## Extracted data entries
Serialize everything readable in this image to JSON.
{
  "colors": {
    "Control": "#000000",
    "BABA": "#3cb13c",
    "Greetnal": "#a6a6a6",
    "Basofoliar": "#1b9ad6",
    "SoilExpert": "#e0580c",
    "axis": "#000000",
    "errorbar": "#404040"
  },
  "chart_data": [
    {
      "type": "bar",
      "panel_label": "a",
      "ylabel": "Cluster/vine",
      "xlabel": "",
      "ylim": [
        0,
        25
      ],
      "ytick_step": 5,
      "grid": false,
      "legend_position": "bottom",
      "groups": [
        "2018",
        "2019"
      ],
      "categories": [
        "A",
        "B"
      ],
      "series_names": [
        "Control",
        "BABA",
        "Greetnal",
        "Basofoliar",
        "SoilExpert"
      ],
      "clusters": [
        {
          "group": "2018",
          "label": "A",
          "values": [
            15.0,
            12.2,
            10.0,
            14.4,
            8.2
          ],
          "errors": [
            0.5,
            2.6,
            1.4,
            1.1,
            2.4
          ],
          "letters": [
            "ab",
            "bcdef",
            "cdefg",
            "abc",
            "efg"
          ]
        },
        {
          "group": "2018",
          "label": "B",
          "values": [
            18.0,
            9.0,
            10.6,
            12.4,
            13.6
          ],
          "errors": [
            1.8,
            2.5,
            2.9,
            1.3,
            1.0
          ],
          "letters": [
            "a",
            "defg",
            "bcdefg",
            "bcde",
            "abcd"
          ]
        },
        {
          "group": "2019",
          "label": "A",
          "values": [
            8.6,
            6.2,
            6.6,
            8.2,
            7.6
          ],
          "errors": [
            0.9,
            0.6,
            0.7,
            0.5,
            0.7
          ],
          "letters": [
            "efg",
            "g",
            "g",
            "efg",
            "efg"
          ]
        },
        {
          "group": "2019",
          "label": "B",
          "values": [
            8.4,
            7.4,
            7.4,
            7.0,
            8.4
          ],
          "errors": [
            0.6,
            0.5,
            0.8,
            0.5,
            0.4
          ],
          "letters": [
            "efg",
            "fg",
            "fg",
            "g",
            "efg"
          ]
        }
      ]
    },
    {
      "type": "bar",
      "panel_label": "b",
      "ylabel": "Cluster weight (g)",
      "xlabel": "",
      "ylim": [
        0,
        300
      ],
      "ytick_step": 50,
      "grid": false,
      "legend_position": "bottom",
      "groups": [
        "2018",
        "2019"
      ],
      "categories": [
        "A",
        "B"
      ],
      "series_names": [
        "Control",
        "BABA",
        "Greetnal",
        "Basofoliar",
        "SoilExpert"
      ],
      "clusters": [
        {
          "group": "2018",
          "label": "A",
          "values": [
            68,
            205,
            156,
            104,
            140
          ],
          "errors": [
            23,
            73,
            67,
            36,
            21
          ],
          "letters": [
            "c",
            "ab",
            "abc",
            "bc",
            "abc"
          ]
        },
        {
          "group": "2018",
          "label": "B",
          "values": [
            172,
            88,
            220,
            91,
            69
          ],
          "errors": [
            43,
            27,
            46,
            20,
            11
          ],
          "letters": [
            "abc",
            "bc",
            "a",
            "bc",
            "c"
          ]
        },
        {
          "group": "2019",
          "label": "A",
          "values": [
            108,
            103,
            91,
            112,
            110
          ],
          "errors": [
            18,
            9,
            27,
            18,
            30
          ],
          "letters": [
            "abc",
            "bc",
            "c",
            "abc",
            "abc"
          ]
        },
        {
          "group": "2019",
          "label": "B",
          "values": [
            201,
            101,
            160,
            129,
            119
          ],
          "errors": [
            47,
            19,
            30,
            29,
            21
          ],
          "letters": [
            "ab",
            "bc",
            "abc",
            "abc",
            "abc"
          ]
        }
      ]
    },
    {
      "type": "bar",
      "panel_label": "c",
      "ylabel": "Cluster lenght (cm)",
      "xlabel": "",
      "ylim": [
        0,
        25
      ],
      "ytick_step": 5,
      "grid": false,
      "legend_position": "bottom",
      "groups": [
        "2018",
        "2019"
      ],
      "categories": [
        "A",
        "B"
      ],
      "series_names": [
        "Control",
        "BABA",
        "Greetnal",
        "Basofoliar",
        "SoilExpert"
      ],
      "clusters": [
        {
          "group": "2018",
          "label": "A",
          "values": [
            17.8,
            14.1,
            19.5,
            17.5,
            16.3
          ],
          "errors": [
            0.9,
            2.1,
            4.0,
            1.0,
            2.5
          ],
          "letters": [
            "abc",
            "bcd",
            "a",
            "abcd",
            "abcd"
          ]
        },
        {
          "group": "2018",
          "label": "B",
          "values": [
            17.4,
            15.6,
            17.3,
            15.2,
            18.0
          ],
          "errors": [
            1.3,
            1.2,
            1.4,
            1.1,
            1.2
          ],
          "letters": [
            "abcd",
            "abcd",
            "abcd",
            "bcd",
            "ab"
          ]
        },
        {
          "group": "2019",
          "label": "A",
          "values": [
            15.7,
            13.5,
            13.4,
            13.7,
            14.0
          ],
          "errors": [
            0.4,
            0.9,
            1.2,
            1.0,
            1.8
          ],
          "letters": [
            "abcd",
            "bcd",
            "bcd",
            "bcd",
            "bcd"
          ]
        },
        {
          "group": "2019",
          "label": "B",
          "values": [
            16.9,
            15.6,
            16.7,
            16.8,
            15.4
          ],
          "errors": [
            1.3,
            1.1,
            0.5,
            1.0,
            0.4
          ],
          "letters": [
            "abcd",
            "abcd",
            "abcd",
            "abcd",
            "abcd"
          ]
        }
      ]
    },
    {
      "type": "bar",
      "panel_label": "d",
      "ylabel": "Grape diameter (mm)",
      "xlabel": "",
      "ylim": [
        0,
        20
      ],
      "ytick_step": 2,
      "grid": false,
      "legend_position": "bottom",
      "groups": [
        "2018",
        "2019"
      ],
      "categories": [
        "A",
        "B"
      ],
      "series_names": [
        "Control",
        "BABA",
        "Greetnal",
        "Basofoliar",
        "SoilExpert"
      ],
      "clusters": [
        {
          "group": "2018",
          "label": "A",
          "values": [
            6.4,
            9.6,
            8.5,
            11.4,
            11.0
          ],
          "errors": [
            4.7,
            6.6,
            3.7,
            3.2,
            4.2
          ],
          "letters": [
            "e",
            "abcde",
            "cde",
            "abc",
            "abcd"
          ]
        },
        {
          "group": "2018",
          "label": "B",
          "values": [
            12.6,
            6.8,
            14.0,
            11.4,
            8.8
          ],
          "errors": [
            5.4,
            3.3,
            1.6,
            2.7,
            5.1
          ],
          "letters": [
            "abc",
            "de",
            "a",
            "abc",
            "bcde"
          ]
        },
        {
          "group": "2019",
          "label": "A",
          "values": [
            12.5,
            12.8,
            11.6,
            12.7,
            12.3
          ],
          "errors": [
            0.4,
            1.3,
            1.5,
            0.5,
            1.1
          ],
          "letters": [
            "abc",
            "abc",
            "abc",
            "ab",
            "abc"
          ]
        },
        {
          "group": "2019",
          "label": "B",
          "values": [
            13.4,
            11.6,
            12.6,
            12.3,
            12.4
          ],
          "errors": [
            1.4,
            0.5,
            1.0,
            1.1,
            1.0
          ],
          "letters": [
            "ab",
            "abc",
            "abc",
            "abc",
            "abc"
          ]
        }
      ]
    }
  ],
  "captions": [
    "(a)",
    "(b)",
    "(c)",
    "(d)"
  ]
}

## What needs to be done
Recopy all the lines exactly as they appear.

## The output
Serialize everything readable in this image to JSON.
{
  "colors": {
    "Control": "#000000",
    "BABA": "#3cb13c",
    "Greetnal": "#a6a6a6",
    "Basofoliar": "#1b9ad6",
    "SoilExpert": "#e0580c",
    "axis": "#000000",
    "errorbar": "#404040"
  },
  "chart_data": [
    {
      "type": "bar",
      "panel_label": "a",
      "ylabel": "Cluster/vine",
      "xlabel": "",
      "ylim": [
        0,
        25
      ],
      "ytick_step": 5,
      "grid": false,
      "legend_position": "bottom",
      "groups": [
        "2018",
        "2019"
      ],
      "categories": [
        "A",
        "B"
      ],
      "series_names": [
        "Control",
        "BABA",
        "Greetnal",
        "Basofoliar",
        "SoilExpert"
      ],
      "clusters": [
        {
          "group": "2018",
          "label": "A",
          "values": [
            15.0,
            12.2,
            10.0,
            14.4,
            8.2
          ],
          "errors": [
            0.5,
            2.6,
            1.4,
            1.1,
            2.4
          ],
          "letters": [
            "ab",
            "bcdef",
            "cdefg",
            "abc",
            "efg"
          ]
        },
        {
          "group": "2018",
          "label": "B",
          "values": [
            18.0,
            9.0,
            10.6,
            12.4,
            13.6
          ],
          "errors": [
            1.8,
            2.5,
            2.9,
            1.3,
            1.0
          ],
          "letters": [
            "a",
            "defg",
            "bcdefg",
            "bcde",
            "abcd"
          ]
        },
        {
          "group": "2019",
          "label": "A",
          "values": [
            8.6,
            6.2,
            6.6,
            8.2,
            7.6
          ],
          "errors": [
            0.9,
            0.6,
            0.7,
            0.5,
            0.7
          ],
          "letters": [
            "efg",
            "g",
            "g",
            "efg",
            "efg"
          ]
        },
        {
          "group": "2019",
          "label": "B",
          "values": [
            8.4,
            7.4,
            7.4,
            7.0,
            8.4
          ],
          "errors": [
            0.6,
            0.5,
            0.8,
            0.5,
            0.4
          ],
          "letters": [
            "efg",
            "fg",
            "fg",
            "g",
            "efg"
          ]
        }
      ]
    },
    {
      "type": "bar",
      "panel_label": "b",
      "ylabel": "Cluster weight (g)",
      "xlabel": "",
      "ylim": [
        0,
        300
      ],
      "ytick_step": 50,
      "grid": false,
      "legend_position": "bottom",
      "groups": [
        "2018",
        "2019"
      ],
      "categories": [
        "A",
        "B"
      ],
      "series_names": [
        "Control",
        "BABA",
        "Greetnal",
        "Basofoliar",
        "SoilExpert"
      ],
      "clusters": [
        {
          "group": "2018",
          "label": "A",
          "values": [
            68,
            205,
            156,
            104,
            140
          ],
          "errors": [
            23,
            73,
            67,
            36,
            21
          ],
          "letters": [
            "c",
            "ab",
            "abc",
            "bc",
            "abc"
          ]
        },
        {
          "group": "2018",
          "label": "B",
          "values": [
            172,
            88,
            220,
            91,
            69
          ],
          "errors": [
            43,
            27,
            46,
            20,
            11
          ],
          "letters": [
            "abc",
            "bc",
            "a",
            "bc",
            "c"
          ]
        },
        {
          "group": "2019",
          "label": "A",
          "values": [
            108,
            103,
            91,
            112,
            110
          ],
          "errors": [
            18,
            9,
            27,
            18,
            30
          ],
          "letters": [
            "abc",
            "bc",
            "c",
            "abc",
            "abc"
          ]
        },
        {
          "group": "2019",
          "label": "B",
          "values": [
            201,
            101,
            160,
            129,
            119
          ],
          "errors": [
            47,
            19,
            30,
            29,
            21
          ],
          "letters": [
            "ab",
            "bc",
            "abc",
            "abc",
            "abc"
          ]
        }
      ]
    },
    {
      "type": "bar",
      "panel_label": "c",
      "ylabel": "Cluster lenght (cm)",
      "xlabel": "",
      "ylim": [
        0,
        25
      ],
      "ytick_step": 5,
      "grid": false,
      "legend_position": "bottom",
      "groups": [
        "2018",
        "2019"
      ],
      "categories": [
        "A",
        "B"
      ],
      "series_names": [
        "Control",
        "BABA",
        "Greetnal",
        "Basofoliar",
        "SoilExpert"
      ],
      "clusters": [
        {
          "group": "2018",
          "label": "A",
          "values": [
            17.8,
            14.1,
            19.5,
            17.5,
            16.3
          ],
          "errors": [
            0.9,
            2.1,
            4.0,
            1.0,
            2.5
          ],
          "letters": [
            "abc",
            "bcd",
            "a",
            "abcd",
            "abcd"
          ]
        },
        {
          "group": "2018",
          "label": "B",
          "values": [
            17.4,
            15.6,
            17.3,
            15.2,
            18.0
          ],
          "errors": [
            1.3,
            1.2,
            1.4,
            1.1,
            1.2
          ],
          "letters": [
            "abcd",
            "abcd",
            "abcd",
            "bcd",
            "ab"
          ]
        },
        {
          "group": "2019",
          "label": "A",
          "values": [
            15.7,
            13.5,
            13.4,
            13.7,
            14.0
          ],
          "errors": [
            0.4,
            0.9,
            1.2,
            1.0,
            1.8
          ],
          "letters": [
            "abcd",
            "bcd",
            "bcd",
            "bcd",
            "bcd"
          ]
        },
        {
          "group": "2019",
          "label": "B",
          "values": [
            16.9,
            15.6,
            16.7,
            16.8,
            15.4
          ],
          "errors": [
            1.3,
            1.1,
            0.5,
            1.0,
            0.4
          ],
          "letters": [
            "abcd",
            "abcd",
            "abcd",
            "abcd",
            "abcd"
          ]
        }
      ]
    },
    {
      "type": "bar",
      "panel_label": "d",
      "ylabel": "Grape diameter (mm)",
      "xlabel": "",
      "ylim": [
        0,
        20
      ],
      "ytick_step": 2,
      "grid": false,
      "legend_position": "bottom",
      "groups": [
        "2018",
        "2019"
      ],
      "categories": [
        "A",
        "B"
      ],
      "series_names": [
        "Control",
        "BABA",
        "Greetnal",
        "Basofoliar",
        "SoilExpert"
      ],
      "clusters": [
        {
          "group": "2018",
          "label": "A",
          "values": [
            6.4,
            9.6,
            8.5,
            11.4,
            11.0
          ],
          "errors": [
            4.7,
            6.6,
            3.7,
            3.2,
            4.2
          ],
          "letters": [
            "e",
            "abcde",
            "cde",
            "abc",
            "abcd"
          ]
        },
        {
          "group": "2018",
          "label": "B",
          "values": [
            12.6,
            6.8,
            14.0,
            11.4,
            8.8
          ],
          "errors": [
            5.4,
            3.3,
            1.6,
            2.7,
            5.1
          ],
          "letters": [
            "abc",
            "de",
            "a",
            "abc",
            "bcde"
          ]
        },
        {
          "group": "2019",
          "label": "A",
          "values": [
            12.5,
            12.8,
            11.6,
            12.7,
            12.3
          ],
          "errors": [
            0.4,
            1.3,
            1.5,
            0.5,
            1.1
          ],
          "letters": [
            "abc",
            "abc",
            "abc",
            "ab",
            "abc"
          ]
        },
        {
          "group": "2019",
          "label": "B",
          "values": [
            13.4,
            11.6,
            12.6,
            12.3,
            12.4
          ],
          "errors": [
            1.4,
            0.5,
            1.0,
            1.1,
            1.0
          ],
          "letters": [
            "ab",
            "abc",
            "abc",
            "abc",
            "abc"
          ]
        }
      ]
    }
  ],
  "captions": [
    "(a)",
    "(b)",
    "(c)",
    "(d)"
  ]
}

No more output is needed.